TASK: Identify each line holding the string "开天辟地" and copy it.

DATA FOR THE TASK:
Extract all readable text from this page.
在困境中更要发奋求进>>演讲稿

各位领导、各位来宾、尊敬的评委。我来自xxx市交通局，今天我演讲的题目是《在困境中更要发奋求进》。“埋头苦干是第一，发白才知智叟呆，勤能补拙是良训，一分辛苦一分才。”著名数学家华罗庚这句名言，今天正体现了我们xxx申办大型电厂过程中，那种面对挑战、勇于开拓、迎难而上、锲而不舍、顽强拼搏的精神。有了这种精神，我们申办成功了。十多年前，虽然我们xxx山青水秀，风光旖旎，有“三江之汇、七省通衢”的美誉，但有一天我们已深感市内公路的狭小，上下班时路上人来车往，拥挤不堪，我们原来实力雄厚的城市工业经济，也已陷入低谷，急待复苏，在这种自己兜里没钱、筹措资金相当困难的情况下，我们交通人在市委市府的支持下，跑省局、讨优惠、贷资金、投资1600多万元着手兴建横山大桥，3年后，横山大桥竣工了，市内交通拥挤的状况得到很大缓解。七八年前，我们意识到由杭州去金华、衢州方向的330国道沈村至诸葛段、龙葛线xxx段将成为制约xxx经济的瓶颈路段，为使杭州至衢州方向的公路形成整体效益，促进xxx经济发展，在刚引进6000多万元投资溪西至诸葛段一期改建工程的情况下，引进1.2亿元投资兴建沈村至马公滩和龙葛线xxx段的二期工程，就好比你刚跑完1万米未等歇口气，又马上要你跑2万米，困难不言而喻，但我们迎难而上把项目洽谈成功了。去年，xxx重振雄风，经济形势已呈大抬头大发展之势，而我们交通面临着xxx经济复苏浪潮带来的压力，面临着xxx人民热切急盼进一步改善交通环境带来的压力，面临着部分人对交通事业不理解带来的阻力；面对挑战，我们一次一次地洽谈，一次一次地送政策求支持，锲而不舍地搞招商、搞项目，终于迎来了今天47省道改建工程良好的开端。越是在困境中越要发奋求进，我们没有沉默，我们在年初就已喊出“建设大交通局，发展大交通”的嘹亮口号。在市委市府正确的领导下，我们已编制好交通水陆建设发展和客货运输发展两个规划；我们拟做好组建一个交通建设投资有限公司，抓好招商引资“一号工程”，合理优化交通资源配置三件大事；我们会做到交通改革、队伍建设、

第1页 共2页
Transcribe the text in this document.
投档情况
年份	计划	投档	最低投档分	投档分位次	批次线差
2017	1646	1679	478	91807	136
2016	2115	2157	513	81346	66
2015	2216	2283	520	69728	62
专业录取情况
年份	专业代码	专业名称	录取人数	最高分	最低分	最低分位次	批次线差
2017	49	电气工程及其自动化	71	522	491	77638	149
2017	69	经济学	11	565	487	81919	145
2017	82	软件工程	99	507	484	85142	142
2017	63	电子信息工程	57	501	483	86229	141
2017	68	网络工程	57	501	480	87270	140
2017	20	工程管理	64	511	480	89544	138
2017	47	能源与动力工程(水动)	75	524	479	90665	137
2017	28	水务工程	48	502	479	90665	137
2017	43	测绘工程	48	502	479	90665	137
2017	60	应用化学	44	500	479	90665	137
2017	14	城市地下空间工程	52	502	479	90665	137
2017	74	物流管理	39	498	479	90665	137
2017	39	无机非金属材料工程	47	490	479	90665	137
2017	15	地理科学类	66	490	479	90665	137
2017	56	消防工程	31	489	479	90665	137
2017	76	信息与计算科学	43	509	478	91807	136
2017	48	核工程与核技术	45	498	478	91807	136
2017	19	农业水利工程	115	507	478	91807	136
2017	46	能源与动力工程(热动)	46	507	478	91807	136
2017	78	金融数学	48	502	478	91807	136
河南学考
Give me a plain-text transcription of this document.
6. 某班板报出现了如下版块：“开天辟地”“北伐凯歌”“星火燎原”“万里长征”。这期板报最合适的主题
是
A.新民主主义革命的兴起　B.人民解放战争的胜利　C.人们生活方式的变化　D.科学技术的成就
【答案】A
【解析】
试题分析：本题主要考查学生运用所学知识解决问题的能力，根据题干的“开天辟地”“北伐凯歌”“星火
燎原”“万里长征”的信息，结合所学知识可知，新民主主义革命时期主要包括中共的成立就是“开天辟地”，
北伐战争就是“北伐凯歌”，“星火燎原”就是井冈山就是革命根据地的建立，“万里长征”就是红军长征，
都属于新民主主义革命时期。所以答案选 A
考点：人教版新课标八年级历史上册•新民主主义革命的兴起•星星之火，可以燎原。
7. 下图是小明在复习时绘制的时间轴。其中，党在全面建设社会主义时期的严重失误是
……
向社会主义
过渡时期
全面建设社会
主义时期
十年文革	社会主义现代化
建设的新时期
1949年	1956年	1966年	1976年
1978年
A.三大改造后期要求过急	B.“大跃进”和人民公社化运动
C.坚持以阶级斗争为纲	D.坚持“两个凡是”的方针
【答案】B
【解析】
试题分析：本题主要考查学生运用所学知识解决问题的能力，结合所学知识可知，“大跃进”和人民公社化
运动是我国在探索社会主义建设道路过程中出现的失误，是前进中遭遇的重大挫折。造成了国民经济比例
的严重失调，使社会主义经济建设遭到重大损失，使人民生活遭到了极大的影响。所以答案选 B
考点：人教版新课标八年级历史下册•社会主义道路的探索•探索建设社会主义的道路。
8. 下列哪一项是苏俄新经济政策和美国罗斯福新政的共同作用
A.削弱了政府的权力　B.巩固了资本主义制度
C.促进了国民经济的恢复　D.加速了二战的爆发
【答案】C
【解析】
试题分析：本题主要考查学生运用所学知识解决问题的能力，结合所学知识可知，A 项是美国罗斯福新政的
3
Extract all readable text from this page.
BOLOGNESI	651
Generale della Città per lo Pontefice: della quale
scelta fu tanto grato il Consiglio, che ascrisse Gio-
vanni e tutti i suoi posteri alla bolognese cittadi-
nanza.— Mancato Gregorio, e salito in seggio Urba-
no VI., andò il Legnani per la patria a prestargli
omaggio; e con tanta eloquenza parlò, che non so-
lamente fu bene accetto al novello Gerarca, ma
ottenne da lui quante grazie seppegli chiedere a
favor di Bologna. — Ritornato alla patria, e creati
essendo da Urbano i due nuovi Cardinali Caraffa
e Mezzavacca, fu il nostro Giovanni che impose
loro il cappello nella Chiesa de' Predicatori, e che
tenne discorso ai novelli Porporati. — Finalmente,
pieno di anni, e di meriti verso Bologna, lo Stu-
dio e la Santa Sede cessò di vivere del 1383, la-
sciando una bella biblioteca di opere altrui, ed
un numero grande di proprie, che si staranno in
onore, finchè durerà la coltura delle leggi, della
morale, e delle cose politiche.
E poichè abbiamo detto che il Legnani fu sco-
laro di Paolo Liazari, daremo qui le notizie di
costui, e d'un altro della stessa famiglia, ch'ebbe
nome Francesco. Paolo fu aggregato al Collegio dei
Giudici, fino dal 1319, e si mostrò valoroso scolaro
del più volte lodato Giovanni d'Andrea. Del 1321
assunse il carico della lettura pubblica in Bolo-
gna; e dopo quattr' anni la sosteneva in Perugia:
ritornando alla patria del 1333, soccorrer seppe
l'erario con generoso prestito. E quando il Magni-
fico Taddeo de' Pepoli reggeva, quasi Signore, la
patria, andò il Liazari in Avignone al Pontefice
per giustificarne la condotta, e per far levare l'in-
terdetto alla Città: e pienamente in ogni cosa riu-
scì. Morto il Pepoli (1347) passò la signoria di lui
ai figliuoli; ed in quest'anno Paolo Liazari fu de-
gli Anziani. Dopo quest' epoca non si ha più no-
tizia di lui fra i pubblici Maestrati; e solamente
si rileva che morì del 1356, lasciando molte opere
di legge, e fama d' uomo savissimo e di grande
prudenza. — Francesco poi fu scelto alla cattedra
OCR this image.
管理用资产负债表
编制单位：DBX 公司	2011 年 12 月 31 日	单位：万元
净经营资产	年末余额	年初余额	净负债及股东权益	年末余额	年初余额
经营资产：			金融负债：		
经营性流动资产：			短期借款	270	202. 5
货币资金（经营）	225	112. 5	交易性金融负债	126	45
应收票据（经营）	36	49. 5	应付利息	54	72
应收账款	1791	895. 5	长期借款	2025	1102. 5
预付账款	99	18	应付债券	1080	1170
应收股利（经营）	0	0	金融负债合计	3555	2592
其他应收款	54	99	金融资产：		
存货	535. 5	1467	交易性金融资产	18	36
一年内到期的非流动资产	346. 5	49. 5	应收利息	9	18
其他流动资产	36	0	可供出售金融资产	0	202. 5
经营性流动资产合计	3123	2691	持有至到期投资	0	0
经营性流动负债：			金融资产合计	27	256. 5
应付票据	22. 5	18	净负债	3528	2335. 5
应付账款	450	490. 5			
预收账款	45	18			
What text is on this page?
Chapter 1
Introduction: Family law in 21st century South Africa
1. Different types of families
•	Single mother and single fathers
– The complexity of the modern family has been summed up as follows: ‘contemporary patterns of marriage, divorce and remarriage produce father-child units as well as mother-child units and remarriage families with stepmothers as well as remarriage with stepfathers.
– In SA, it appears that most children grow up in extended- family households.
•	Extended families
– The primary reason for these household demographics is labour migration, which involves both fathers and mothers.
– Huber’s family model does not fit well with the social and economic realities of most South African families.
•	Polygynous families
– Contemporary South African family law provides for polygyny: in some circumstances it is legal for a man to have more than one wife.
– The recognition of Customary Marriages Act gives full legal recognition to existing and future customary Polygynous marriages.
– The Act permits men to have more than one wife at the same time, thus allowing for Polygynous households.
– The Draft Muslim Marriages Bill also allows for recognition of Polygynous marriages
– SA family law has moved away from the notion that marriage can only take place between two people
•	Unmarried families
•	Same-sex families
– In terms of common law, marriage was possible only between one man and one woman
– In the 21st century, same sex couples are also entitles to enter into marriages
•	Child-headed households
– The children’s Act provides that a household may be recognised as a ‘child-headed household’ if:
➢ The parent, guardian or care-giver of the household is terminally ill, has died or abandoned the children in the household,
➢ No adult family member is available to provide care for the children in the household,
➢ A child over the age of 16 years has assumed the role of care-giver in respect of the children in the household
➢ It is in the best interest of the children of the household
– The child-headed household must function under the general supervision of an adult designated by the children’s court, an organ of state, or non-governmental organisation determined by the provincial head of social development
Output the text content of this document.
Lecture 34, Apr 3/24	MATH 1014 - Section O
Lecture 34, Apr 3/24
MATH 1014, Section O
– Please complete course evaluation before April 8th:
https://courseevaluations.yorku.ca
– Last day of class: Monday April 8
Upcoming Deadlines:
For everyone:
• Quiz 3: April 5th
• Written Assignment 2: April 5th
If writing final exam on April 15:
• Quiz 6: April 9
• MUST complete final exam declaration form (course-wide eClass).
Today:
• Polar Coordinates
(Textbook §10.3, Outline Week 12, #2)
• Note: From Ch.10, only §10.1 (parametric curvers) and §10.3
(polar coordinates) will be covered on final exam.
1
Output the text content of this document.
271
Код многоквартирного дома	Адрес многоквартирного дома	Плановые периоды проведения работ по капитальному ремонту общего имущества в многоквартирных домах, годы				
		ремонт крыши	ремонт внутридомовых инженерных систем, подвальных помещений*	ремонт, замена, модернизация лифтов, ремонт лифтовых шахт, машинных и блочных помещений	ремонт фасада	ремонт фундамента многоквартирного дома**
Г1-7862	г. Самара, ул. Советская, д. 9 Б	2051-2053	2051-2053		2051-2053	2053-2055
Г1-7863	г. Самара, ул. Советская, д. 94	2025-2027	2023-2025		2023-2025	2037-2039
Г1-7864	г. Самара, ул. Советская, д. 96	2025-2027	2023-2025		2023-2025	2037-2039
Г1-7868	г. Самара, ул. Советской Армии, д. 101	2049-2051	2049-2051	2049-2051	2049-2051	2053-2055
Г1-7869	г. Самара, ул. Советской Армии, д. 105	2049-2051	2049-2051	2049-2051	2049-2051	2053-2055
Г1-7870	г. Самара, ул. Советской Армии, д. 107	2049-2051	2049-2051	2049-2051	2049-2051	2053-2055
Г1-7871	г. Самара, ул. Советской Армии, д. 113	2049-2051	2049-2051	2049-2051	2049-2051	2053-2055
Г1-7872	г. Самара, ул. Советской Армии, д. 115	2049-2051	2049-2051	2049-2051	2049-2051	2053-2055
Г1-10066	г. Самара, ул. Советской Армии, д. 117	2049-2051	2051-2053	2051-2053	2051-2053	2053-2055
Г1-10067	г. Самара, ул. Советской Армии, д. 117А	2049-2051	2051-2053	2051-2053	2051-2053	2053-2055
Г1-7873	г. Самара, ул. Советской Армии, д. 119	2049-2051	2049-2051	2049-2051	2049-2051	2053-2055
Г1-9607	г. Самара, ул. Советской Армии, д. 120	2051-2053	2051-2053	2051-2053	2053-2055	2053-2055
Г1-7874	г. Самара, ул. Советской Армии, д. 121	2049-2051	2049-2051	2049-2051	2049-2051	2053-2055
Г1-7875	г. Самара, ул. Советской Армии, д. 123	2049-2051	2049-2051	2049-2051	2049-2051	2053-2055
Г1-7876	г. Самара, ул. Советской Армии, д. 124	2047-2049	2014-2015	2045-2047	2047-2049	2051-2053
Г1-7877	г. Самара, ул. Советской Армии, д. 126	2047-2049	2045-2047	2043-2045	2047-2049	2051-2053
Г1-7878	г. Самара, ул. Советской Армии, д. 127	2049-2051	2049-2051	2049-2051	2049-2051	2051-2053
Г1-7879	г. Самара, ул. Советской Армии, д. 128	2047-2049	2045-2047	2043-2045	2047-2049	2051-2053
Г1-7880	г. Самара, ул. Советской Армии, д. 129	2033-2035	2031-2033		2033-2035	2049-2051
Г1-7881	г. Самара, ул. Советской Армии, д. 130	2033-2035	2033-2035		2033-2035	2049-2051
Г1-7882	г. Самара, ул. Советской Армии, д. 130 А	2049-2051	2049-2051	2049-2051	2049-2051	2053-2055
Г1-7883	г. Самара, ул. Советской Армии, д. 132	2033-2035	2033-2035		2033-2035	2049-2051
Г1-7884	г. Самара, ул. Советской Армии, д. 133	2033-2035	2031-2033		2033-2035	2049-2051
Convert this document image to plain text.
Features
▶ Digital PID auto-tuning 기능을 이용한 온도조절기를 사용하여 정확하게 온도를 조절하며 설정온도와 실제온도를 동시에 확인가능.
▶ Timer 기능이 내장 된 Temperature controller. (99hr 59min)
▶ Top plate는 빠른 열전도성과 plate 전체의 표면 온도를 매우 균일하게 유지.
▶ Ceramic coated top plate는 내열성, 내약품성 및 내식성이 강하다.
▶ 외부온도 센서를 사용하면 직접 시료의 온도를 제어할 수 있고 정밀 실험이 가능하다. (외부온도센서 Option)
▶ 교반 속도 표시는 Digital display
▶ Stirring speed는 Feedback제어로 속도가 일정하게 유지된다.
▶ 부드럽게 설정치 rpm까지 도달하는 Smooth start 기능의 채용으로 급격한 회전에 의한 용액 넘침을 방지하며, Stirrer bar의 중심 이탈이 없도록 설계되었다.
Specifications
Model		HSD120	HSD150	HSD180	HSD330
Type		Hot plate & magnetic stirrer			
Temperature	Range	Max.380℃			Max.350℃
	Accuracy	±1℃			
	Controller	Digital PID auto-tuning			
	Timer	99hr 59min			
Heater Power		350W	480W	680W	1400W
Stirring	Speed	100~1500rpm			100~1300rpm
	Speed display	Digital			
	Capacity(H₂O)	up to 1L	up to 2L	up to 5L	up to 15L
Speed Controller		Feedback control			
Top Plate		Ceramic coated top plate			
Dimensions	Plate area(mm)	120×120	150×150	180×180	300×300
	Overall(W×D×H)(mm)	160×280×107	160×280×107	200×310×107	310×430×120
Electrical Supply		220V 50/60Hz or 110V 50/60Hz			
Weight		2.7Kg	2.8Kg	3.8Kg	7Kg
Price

RESPONSE TO THIS EXERCISE:
6. 某班板报出现了如下版块：“开天辟地”“北伐凯歌”“星火燎原”“万里长征”。这期板报最合适的主题
试题分析：本题主要考查学生运用所学知识解决问题的能力，根据题干的“开天辟地”“北伐凯歌”“星火
燎原”“万里长征”的信息，结合所学知识可知，新民主主义革命时期主要包括中共的成立就是“开天辟地”，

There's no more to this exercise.